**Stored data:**
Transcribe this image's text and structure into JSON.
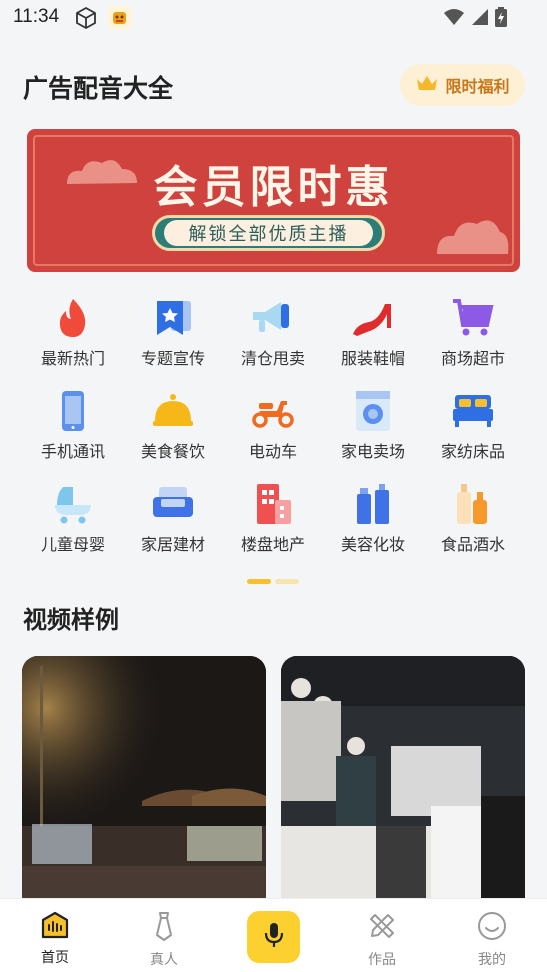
{
  "status_bar": {
    "time": "11:34"
  },
  "header": {
    "title": "广告配音大全",
    "benefit_label": "限时福利"
  },
  "banner": {
    "title": "会员限时惠",
    "subtitle": "解锁全部优质主播"
  },
  "categories": [
    {
      "label": "最新热门",
      "icon": "flame-icon"
    },
    {
      "label": "专题宣传",
      "icon": "star-bookmark-icon"
    },
    {
      "label": "清仓甩卖",
      "icon": "megaphone-icon"
    },
    {
      "label": "服装鞋帽",
      "icon": "high-heel-icon"
    },
    {
      "label": "商场超市",
      "icon": "shopping-cart-icon"
    },
    {
      "label": "手机通讯",
      "icon": "phone-icon"
    },
    {
      "label": "美食餐饮",
      "icon": "food-cloche-icon"
    },
    {
      "label": "电动车",
      "icon": "scooter-icon"
    },
    {
      "label": "家电卖场",
      "icon": "washing-machine-icon"
    },
    {
      "label": "家纺床品",
      "icon": "bed-icon"
    },
    {
      "label": "儿童母婴",
      "icon": "stroller-icon"
    },
    {
      "label": "家居建材",
      "icon": "sofa-icon"
    },
    {
      "label": "楼盘地产",
      "icon": "building-icon"
    },
    {
      "label": "美容化妆",
      "icon": "cosmetics-icon"
    },
    {
      "label": "食品酒水",
      "icon": "bottles-icon"
    }
  ],
  "section": {
    "title": "视频样例"
  },
  "nav": {
    "home": "首页",
    "person": "真人",
    "works": "作品",
    "mine": "我的"
  },
  "colors": {
    "accent": "#fcd02f",
    "banner_red": "#d0423e",
    "benefit_text": "#c8781a"
  }
}
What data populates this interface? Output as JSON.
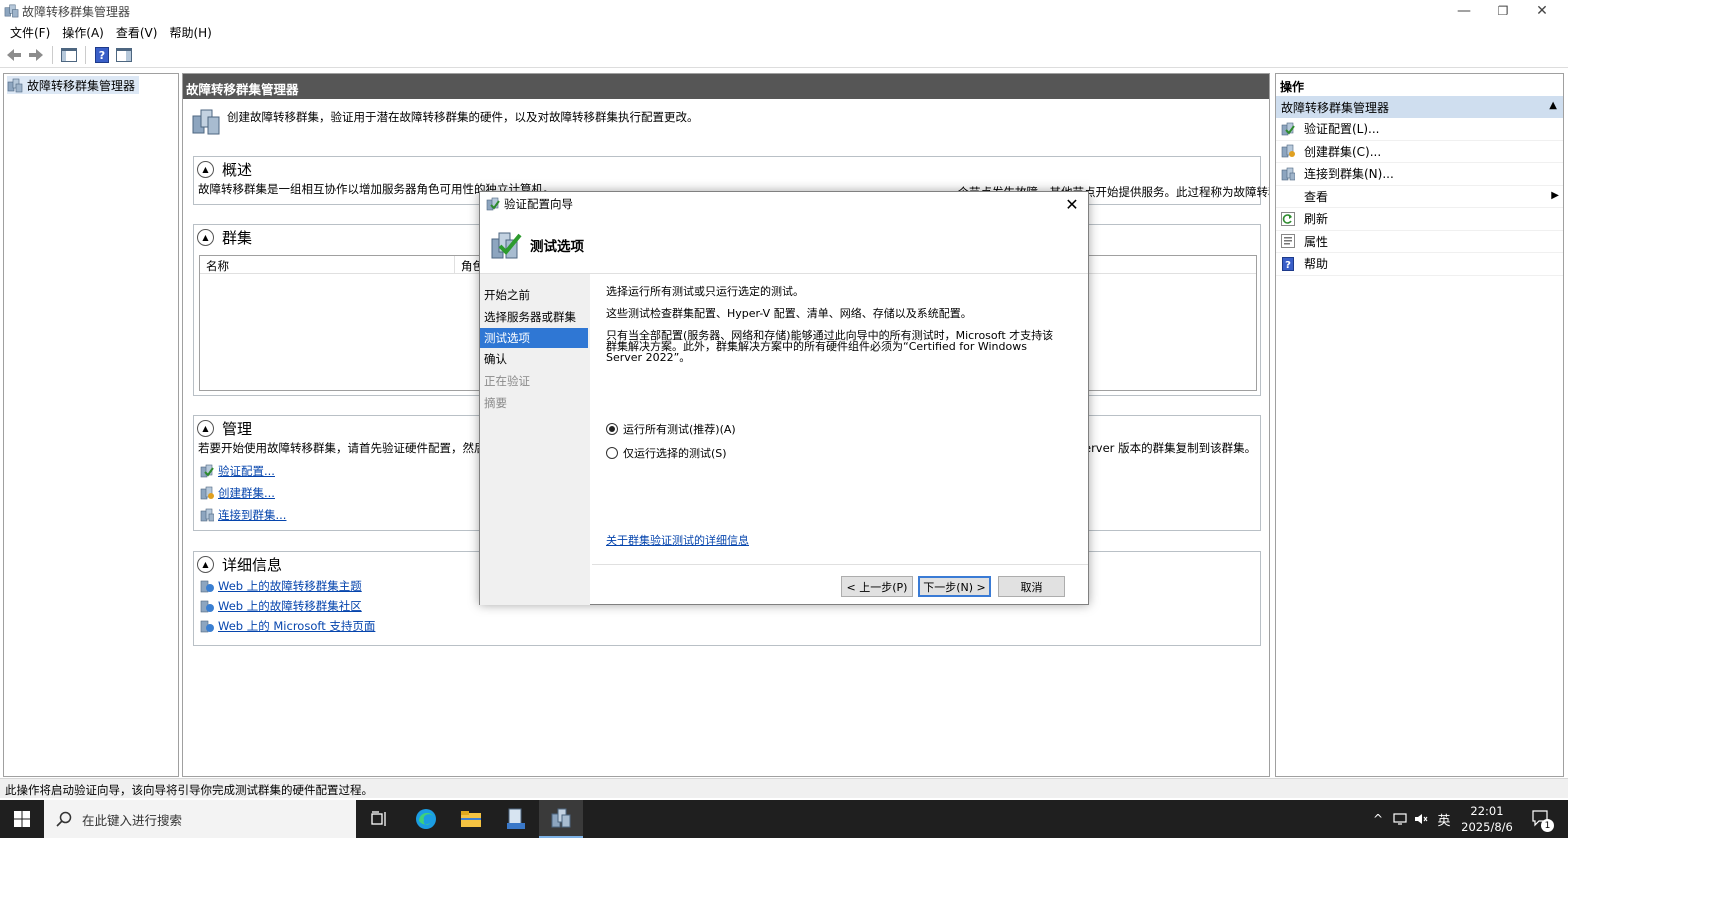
{
  "window": {
    "title": "故障转移群集管理器",
    "controls": {
      "minimize": "—",
      "restore": "❐",
      "close": "✕"
    }
  },
  "menu": [
    "文件(F)",
    "操作(A)",
    "查看(V)",
    "帮助(H)"
  ],
  "tree": {
    "root": "故障转移群集管理器"
  },
  "center": {
    "header": "故障转移群集管理器",
    "intro": "创建故障转移群集，验证用于潜在故障转移群集的硬件，以及对故障转移群集执行配置更改。",
    "overview": {
      "title": "概述",
      "text_left": "故障转移群集是一组相互协作以增加服务器角色可用性的独立计算机。",
      "text_right": "一个节点发生故障，其他节点开始提供服务。此过程称为故障转移。"
    },
    "clusters": {
      "title": "群集",
      "columns": [
        "名称",
        "角色"
      ]
    },
    "management": {
      "title": "管理",
      "text_left": "若要开始使用故障转移群集，请首先验证硬件配置，然后创",
      "text_right": "erver 版本的群集复制到该群集。",
      "links": [
        "验证配置...",
        "创建群集...",
        "连接到群集..."
      ]
    },
    "details": {
      "title": "详细信息",
      "links": [
        "Web 上的故障转移群集主题",
        "Web 上的故障转移群集社区",
        "Web 上的 Microsoft 支持页面"
      ]
    }
  },
  "actions": {
    "header": "操作",
    "subheader": "故障转移群集管理器",
    "items": [
      {
        "label": "验证配置(L)...",
        "icon": "validate-icon"
      },
      {
        "label": "创建群集(C)...",
        "icon": "create-cluster-icon"
      },
      {
        "label": "连接到群集(N)...",
        "icon": "connect-cluster-icon"
      },
      {
        "label": "查看",
        "icon": "none",
        "submenu": true
      },
      {
        "label": "刷新",
        "icon": "refresh-icon"
      },
      {
        "label": "属性",
        "icon": "properties-icon"
      },
      {
        "label": "帮助",
        "icon": "help-icon"
      }
    ]
  },
  "status": "此操作将启动验证向导，该向导将引导你完成测试群集的硬件配置过程。",
  "taskbar": {
    "search_placeholder": "在此键入进行搜索",
    "ime": "英",
    "time": "22:01",
    "date": "2025/8/6",
    "notification_count": "1"
  },
  "dialog": {
    "title": "验证配置向导",
    "heading": "测试选项",
    "nav": [
      {
        "label": "开始之前",
        "state": "normal"
      },
      {
        "label": "选择服务器或群集",
        "state": "normal"
      },
      {
        "label": "测试选项",
        "state": "current"
      },
      {
        "label": "确认",
        "state": "normal"
      },
      {
        "label": "正在验证",
        "state": "disabled"
      },
      {
        "label": "摘要",
        "state": "disabled"
      }
    ],
    "line1": "选择运行所有测试或只运行选定的测试。",
    "line2": "这些测试检查群集配置、Hyper-V 配置、清单、网络、存储以及系统配置。",
    "line3": "只有当全部配置(服务器、网络和存储)能够通过此向导中的所有测试时，Microsoft 才支持该\n群集解决方案。此外，群集解决方案中的所有硬件组件必须为“Certified for Windows\nServer 2022”。",
    "options": [
      {
        "label": "运行所有测试(推荐)(A)",
        "selected": true
      },
      {
        "label": "仅运行选择的测试(S)",
        "selected": false
      }
    ],
    "more_info_link": "关于群集验证测试的详细信息",
    "buttons": {
      "back": "< 上一步(P)",
      "next": "下一步(N) >",
      "cancel": "取消"
    },
    "colors": {
      "accent": "#2f77d4",
      "link": "#0645ad"
    }
  }
}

**WHAT THE TASK REQUIRES:** Without the pictures, repeat all the records word for word.

**COMPLETE ANSWER:**
Transcribe this image's text and structure into JSON.
{
  "status_bar": {
    "time": "11:34"
  },
  "header": {
    "title": "广告配音大全",
    "benefit_label": "限时福利"
  },
  "banner": {
    "title": "会员限时惠",
    "subtitle": "解锁全部优质主播"
  },
  "categories": [
    {
      "label": "最新热门",
      "icon": "flame-icon"
    },
    {
      "label": "专题宣传",
      "icon": "star-bookmark-icon"
    },
    {
      "label": "清仓甩卖",
      "icon": "megaphone-icon"
    },
    {
      "label": "服装鞋帽",
      "icon": "high-heel-icon"
    },
    {
      "label": "商场超市",
      "icon": "shopping-cart-icon"
    },
    {
      "label": "手机通讯",
      "icon": "phone-icon"
    },
    {
      "label": "美食餐饮",
      "icon": "food-cloche-icon"
    },
    {
      "label": "电动车",
      "icon": "scooter-icon"
    },
    {
      "label": "家电卖场",
      "icon": "washing-machine-icon"
    },
    {
      "label": "家纺床品",
      "icon": "bed-icon"
    },
    {
      "label": "儿童母婴",
      "icon": "stroller-icon"
    },
    {
      "label": "家居建材",
      "icon": "sofa-icon"
    },
    {
      "label": "楼盘地产",
      "icon": "building-icon"
    },
    {
      "label": "美容化妆",
      "icon": "cosmetics-icon"
    },
    {
      "label": "食品酒水",
      "icon": "bottles-icon"
    }
  ],
  "section": {
    "title": "视频样例"
  },
  "nav": {
    "home": "首页",
    "person": "真人",
    "works": "作品",
    "mine": "我的"
  },
  "colors": {
    "accent": "#fcd02f",
    "banner_red": "#d0423e",
    "benefit_text": "#c8781a"
  }
}
What data populates this interface? Output as JSON.
{
  "window": {
    "title": "故障转移群集管理器",
    "controls": {
      "minimize": "—",
      "restore": "❐",
      "close": "✕"
    }
  },
  "menu": [
    "文件(F)",
    "操作(A)",
    "查看(V)",
    "帮助(H)"
  ],
  "tree": {
    "root": "故障转移群集管理器"
  },
  "center": {
    "header": "故障转移群集管理器",
    "intro": "创建故障转移群集，验证用于潜在故障转移群集的硬件，以及对故障转移群集执行配置更改。",
    "overview": {
      "title": "概述",
      "text_left": "故障转移群集是一组相互协作以增加服务器角色可用性的独立计算机。",
      "text_right": "一个节点发生故障，其他节点开始提供服务。此过程称为故障转移。"
    },
    "clusters": {
      "title": "群集",
      "columns": [
        "名称",
        "角色"
      ]
    },
    "management": {
      "title": "管理",
      "text_left": "若要开始使用故障转移群集，请首先验证硬件配置，然后创",
      "text_right": "erver 版本的群集复制到该群集。",
      "links": [
        "验证配置...",
        "创建群集...",
        "连接到群集..."
      ]
    },
    "details": {
      "title": "详细信息",
      "links": [
        "Web 上的故障转移群集主题",
        "Web 上的故障转移群集社区",
        "Web 上的 Microsoft 支持页面"
      ]
    }
  },
  "actions": {
    "header": "操作",
    "subheader": "故障转移群集管理器",
    "items": [
      {
        "label": "验证配置(L)...",
        "icon": "validate-icon"
      },
      {
        "label": "创建群集(C)...",
        "icon": "create-cluster-icon"
      },
      {
        "label": "连接到群集(N)...",
        "icon": "connect-cluster-icon"
      },
      {
        "label": "查看",
        "icon": "none",
        "submenu": true
      },
      {
        "label": "刷新",
        "icon": "refresh-icon"
      },
      {
        "label": "属性",
        "icon": "properties-icon"
      },
      {
        "label": "帮助",
        "icon": "help-icon"
      }
    ]
  },
  "status": "此操作将启动验证向导，该向导将引导你完成测试群集的硬件配置过程。",
  "taskbar": {
    "search_placeholder": "在此键入进行搜索",
    "ime": "英",
    "time": "22:01",
    "date": "2025/8/6",
    "notification_count": "1"
  },
  "dialog": {
    "title": "验证配置向导",
    "heading": "测试选项",
    "nav": [
      {
        "label": "开始之前",
        "state": "normal"
      },
      {
        "label": "选择服务器或群集",
        "state": "normal"
      },
      {
        "label": "测试选项",
        "state": "current"
      },
      {
        "label": "确认",
        "state": "normal"
      },
      {
        "label": "正在验证",
        "state": "disabled"
      },
      {
        "label": "摘要",
        "state": "disabled"
      }
    ],
    "line1": "选择运行所有测试或只运行选定的测试。",
    "line2": "这些测试检查群集配置、Hyper-V 配置、清单、网络、存储以及系统配置。",
    "line3": "只有当全部配置(服务器、网络和存储)能够通过此向导中的所有测试时，Microsoft 才支持该\n群集解决方案。此外，群集解决方案中的所有硬件组件必须为“Certified for Windows\nServer 2022”。",
    "options": [
      {
        "label": "运行所有测试(推荐)(A)",
        "selected": true
      },
      {
        "label": "仅运行选择的测试(S)",
        "selected": false
      }
    ],
    "more_info_link": "关于群集验证测试的详细信息",
    "buttons": {
      "back": "< 上一步(P)",
      "next": "下一步(N) >",
      "cancel": "取消"
    },
    "colors": {
      "accent": "#2f77d4",
      "link": "#0645ad"
    }
  }
}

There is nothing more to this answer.